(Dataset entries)
+++

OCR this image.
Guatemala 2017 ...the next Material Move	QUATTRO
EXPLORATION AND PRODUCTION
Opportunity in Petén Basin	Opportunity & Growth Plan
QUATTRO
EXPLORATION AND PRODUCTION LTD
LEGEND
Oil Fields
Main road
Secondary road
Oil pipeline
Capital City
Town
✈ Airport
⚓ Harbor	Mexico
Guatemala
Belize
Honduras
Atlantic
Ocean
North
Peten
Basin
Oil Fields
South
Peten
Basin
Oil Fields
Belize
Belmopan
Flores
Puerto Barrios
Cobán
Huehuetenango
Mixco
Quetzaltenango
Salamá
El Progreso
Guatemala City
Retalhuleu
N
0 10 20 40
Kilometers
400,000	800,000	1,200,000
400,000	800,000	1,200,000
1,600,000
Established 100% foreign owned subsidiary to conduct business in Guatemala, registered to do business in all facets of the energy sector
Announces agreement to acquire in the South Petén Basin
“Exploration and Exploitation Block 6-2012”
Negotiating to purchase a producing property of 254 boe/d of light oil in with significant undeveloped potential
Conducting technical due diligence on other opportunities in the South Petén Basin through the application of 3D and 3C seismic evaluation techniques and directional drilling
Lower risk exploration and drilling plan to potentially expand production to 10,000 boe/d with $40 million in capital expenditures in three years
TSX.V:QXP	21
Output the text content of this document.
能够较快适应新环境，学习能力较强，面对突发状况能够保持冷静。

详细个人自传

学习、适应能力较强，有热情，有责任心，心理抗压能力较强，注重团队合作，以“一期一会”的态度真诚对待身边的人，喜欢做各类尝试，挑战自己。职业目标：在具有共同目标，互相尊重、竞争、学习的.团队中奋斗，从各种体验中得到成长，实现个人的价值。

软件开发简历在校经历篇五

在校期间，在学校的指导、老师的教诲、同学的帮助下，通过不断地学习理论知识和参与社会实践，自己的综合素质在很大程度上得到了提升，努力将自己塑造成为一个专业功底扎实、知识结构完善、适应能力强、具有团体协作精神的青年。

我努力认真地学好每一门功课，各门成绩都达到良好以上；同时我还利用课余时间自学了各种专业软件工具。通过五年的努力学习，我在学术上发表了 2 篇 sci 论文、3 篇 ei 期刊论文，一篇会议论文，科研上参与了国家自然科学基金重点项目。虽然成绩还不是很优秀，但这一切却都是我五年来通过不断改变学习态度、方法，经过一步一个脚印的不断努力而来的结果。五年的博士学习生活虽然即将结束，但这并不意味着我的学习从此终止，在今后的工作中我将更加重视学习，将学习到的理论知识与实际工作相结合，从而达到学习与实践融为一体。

+++

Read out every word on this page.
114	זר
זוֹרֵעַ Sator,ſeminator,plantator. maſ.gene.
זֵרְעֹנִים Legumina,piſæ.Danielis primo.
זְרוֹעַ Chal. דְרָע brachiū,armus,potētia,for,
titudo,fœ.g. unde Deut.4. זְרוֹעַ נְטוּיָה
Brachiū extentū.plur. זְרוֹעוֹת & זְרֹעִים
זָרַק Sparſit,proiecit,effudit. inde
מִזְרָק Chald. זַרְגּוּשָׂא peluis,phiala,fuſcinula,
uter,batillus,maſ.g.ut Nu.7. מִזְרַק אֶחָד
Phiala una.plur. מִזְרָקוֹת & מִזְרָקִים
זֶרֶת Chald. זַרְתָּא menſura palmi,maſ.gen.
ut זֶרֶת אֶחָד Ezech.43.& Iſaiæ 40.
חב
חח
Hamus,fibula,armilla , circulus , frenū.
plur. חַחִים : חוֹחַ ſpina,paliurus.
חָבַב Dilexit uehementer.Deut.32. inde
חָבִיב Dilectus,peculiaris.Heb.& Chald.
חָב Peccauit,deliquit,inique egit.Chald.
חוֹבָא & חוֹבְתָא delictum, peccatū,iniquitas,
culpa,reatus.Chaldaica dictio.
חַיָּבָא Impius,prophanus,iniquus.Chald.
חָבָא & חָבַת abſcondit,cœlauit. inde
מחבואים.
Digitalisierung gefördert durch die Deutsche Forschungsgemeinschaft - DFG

+++

Where a line of the material above holds the string "Guatemala", copy that line.

Guatemala 2017 ...the next Material Move	QUATTRO
Guatemala
Guatemala City
Established 100% foreign owned subsidiary to conduct business in Guatemala, registered to do business in all facets of the energy sector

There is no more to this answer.